DATASET ROWS:
^^^^^^^^^^^^^^^^
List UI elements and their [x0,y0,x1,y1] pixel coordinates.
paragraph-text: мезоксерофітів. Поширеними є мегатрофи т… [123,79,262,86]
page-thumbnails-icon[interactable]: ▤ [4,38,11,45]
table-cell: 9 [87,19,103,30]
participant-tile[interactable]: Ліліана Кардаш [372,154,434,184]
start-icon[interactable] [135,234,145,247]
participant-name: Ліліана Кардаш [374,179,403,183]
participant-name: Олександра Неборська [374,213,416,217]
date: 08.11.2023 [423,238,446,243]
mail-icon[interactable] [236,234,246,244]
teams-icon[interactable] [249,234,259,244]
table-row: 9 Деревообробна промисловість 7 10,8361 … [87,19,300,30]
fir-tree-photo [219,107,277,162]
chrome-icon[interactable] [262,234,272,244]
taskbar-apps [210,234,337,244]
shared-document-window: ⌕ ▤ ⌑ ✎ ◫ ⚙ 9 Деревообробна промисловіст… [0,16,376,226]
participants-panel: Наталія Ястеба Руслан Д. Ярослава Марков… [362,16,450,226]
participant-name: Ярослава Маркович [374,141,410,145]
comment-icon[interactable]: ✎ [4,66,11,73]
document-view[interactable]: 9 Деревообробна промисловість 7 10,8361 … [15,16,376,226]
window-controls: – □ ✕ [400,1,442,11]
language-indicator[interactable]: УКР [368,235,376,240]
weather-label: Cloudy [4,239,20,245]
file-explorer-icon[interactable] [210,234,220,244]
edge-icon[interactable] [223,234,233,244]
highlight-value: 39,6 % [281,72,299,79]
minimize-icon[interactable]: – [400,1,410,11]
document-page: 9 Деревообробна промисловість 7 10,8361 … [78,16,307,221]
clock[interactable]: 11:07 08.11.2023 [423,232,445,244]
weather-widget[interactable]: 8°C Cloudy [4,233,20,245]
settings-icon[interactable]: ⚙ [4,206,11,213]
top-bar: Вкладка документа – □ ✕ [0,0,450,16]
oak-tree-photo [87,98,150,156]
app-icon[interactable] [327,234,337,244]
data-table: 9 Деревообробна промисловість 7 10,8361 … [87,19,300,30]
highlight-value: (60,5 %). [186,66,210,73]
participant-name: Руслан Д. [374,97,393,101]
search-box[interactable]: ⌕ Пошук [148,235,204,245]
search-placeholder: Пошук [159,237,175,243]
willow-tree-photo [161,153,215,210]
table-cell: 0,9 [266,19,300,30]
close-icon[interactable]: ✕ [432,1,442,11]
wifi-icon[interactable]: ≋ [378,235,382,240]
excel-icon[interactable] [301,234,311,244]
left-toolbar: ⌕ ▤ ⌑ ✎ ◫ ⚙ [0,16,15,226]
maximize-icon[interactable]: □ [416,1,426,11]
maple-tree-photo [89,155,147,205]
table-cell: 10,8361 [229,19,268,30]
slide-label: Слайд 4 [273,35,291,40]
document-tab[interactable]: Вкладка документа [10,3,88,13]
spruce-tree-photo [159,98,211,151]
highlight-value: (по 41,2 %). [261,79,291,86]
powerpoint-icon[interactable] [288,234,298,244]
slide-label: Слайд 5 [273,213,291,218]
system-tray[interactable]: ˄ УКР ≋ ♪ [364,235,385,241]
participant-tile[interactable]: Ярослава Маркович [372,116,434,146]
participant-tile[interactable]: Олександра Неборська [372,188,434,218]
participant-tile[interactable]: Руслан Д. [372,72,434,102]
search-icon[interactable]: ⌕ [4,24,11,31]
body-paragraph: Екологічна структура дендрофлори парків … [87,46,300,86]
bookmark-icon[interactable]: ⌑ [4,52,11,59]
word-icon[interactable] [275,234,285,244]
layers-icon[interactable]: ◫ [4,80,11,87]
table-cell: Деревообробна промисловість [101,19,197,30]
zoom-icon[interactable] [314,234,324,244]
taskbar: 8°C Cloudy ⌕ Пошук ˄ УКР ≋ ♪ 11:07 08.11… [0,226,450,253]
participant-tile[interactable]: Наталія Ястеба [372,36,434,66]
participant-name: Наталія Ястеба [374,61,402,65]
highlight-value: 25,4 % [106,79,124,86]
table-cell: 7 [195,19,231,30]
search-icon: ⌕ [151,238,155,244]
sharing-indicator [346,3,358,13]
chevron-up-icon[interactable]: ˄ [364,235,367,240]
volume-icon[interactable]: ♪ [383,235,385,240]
^^^^^^^^^^^^^^^^
WORK TO COMPLETE: Gather every line of the items above that contains the string "Cloudy", and copy each one in full.

EXERCISE SOLUTION:
weather-label: Cloudy [4,239,20,245]
weather-widget[interactable]: 8°C Cloudy [4,233,20,245]
taskbar: 8°C Cloudy ⌕ Пошук ˄ УКР ≋ ♪ 11:07 08.11… [0,226,450,253]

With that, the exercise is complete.